— start ENTRIES PROVIDED —

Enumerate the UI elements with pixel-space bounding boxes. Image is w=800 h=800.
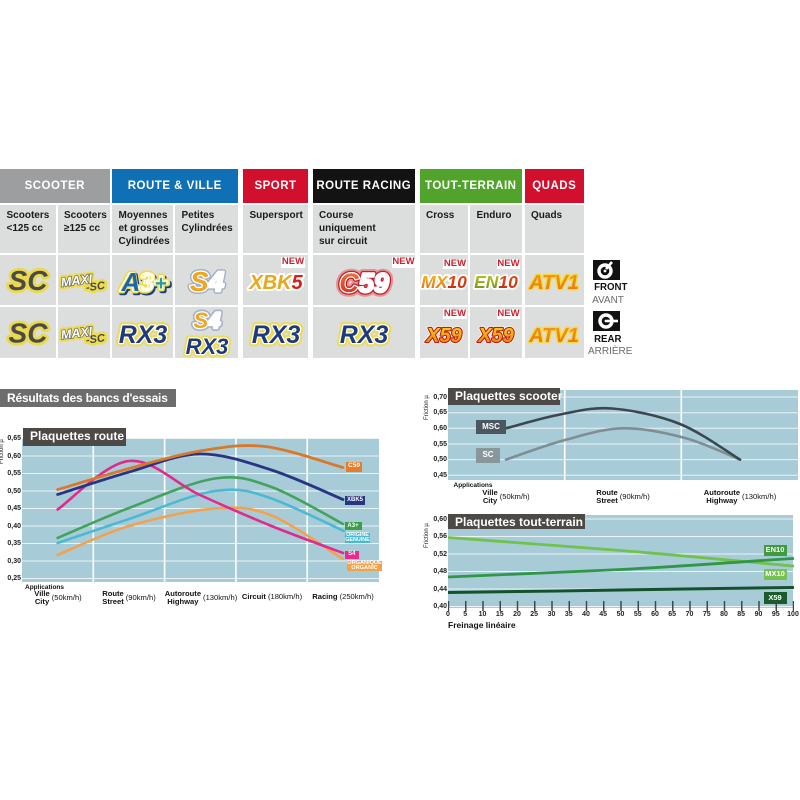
- svg-text:SC: SC: [9, 317, 49, 348]
- svg-text:X59: X59: [477, 325, 514, 347]
- svg-text:X59: X59: [477, 325, 514, 347]
- svg-text:XBK5: XBK5: [250, 273, 305, 295]
- svg-text:-SC: -SC: [85, 332, 106, 346]
- svg-text:RX3: RX3: [252, 321, 301, 349]
- svg-text:RX3: RX3: [186, 334, 229, 358]
- svg-text:S4: S4: [190, 266, 225, 297]
- svg-text:C59: C59: [339, 268, 389, 298]
- svg-text:MAXI: MAXI: [60, 324, 93, 342]
- svg-text:-SC: -SC: [85, 279, 106, 293]
- svg-text:C59: C59: [339, 268, 389, 298]
- svg-text:RX3: RX3: [186, 334, 229, 358]
- svg-text:MX10: MX10: [421, 272, 467, 292]
- svg-text:MX10: MX10: [421, 272, 467, 292]
- svg-text:S4: S4: [190, 266, 225, 297]
- svg-text:C59: C59: [339, 268, 389, 298]
- svg-text:ATV1: ATV1: [528, 325, 579, 347]
- svg-text:A3+: A3+: [121, 267, 167, 297]
- svg-text:RX3: RX3: [340, 321, 389, 349]
- svg-text:C59: C59: [339, 268, 389, 298]
- svg-text:X59: X59: [425, 325, 462, 347]
- svg-text:S4: S4: [194, 308, 221, 333]
- svg-text:MAXI: MAXI: [60, 324, 93, 342]
- svg-text:-SC: -SC: [85, 332, 106, 346]
- svg-text:S4: S4: [190, 266, 225, 297]
- svg-text:MAXI: MAXI: [60, 271, 93, 289]
- svg-text:RX3: RX3: [252, 321, 301, 349]
- svg-text:S4: S4: [194, 308, 221, 333]
- svg-text:EN10: EN10: [474, 272, 518, 292]
- svg-text:A3+: A3+: [119, 267, 168, 297]
- svg-text:ATV1: ATV1: [528, 272, 579, 294]
- svg-text:MAXI: MAXI: [60, 271, 93, 289]
- svg-text:SC: SC: [9, 265, 49, 296]
- svg-text:ATV1: ATV1: [528, 272, 579, 294]
- svg-text:S4: S4: [194, 308, 221, 333]
- svg-text:RX3: RX3: [119, 321, 168, 349]
- svg-text:RX3: RX3: [340, 321, 389, 349]
- svg-text:X59: X59: [477, 325, 514, 347]
- svg-text:RX3: RX3: [119, 321, 168, 349]
- svg-text:RX3: RX3: [252, 321, 301, 349]
- svg-text:RX3: RX3: [186, 334, 229, 358]
- svg-text:MAXI: MAXI: [60, 271, 93, 289]
- svg-text:RX3: RX3: [119, 321, 168, 349]
- svg-text:XBK5: XBK5: [248, 272, 303, 294]
- svg-text:MAXI: MAXI: [60, 324, 93, 342]
- svg-text:X59: X59: [425, 325, 462, 347]
- svg-text:SC: SC: [9, 317, 49, 348]
- svg-text:X59: X59: [425, 325, 462, 347]
- svg-text:-SC: -SC: [85, 279, 106, 293]
- svg-text:A3+: A3+: [119, 267, 168, 297]
- svg-text:A3+: A3+: [121, 268, 170, 298]
- svg-text:EN10: EN10: [474, 272, 518, 292]
- svg-text:SC: SC: [9, 265, 49, 296]
- svg-text:XBK5: XBK5: [248, 272, 303, 294]
- svg-text:ATV1: ATV1: [528, 325, 579, 347]
- svg-text:RX3: RX3: [340, 321, 389, 349]
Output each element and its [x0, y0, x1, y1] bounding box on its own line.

— end ENTRIES PROVIDED —

◆ WHAT NEEDS TO BE DONE: How many lines in the records above contain the string "bounding"? Reply with the number alone.

◆ ANSWER TO THE TASK: 2